• _Written instruction_
Copy out all lines that carry the word "мужа".

• _Records supplied_
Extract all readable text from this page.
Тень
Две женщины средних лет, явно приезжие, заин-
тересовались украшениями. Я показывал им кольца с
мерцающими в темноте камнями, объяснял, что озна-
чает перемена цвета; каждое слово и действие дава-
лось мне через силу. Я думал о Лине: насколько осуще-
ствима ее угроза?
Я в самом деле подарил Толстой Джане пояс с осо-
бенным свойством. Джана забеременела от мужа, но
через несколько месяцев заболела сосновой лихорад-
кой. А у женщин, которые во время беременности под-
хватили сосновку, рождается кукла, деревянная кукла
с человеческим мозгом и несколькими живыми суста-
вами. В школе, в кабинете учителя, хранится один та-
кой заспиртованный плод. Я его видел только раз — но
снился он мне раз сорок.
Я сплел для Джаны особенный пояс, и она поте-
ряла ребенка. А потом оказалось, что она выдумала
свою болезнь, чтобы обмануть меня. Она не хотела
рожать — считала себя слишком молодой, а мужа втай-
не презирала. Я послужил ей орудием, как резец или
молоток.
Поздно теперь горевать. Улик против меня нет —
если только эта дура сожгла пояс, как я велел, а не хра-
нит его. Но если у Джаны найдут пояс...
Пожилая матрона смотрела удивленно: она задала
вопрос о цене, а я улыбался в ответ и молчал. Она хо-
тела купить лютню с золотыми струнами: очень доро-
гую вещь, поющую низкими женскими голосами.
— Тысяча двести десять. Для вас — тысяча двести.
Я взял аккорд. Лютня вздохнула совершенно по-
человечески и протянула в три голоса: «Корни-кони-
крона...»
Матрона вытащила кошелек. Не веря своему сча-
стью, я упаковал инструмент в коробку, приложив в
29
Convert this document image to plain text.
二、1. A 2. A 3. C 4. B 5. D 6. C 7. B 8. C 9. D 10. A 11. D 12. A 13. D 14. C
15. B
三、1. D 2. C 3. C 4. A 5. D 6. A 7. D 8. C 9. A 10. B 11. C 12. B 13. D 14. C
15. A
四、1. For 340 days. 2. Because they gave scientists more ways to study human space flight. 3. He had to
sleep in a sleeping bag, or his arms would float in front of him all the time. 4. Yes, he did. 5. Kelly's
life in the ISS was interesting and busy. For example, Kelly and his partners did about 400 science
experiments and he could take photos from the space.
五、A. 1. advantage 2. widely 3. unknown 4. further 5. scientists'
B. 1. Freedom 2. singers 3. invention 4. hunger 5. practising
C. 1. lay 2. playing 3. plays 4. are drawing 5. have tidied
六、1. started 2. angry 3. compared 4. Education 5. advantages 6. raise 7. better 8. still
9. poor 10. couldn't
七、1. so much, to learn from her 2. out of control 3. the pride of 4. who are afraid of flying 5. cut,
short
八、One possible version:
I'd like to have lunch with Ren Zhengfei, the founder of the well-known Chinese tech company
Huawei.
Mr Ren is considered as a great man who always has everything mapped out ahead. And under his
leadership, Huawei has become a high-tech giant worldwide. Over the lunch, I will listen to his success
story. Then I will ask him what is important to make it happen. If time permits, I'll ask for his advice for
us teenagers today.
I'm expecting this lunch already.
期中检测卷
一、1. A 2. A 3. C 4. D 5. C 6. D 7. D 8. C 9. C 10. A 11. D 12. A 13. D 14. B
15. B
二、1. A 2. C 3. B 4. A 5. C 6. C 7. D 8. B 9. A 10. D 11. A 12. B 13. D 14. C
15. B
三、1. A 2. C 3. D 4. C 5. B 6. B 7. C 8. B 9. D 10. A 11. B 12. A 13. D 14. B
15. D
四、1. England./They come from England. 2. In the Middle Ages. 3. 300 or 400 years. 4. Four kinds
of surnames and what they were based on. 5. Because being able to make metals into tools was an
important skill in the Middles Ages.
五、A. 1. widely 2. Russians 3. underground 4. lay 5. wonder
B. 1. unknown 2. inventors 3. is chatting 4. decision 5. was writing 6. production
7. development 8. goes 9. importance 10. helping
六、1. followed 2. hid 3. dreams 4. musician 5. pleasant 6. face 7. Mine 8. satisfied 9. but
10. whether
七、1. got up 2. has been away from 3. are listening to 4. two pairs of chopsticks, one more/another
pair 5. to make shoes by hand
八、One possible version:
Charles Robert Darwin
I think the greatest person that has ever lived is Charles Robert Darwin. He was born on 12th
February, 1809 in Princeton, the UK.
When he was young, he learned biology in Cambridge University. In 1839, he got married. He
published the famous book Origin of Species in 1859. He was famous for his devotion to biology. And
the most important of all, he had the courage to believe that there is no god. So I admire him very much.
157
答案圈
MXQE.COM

• _Solution for this exercise_
бенным свойством. Джана забеременела от мужа, но
рожать — считала себя слишком молодой, а мужа втай-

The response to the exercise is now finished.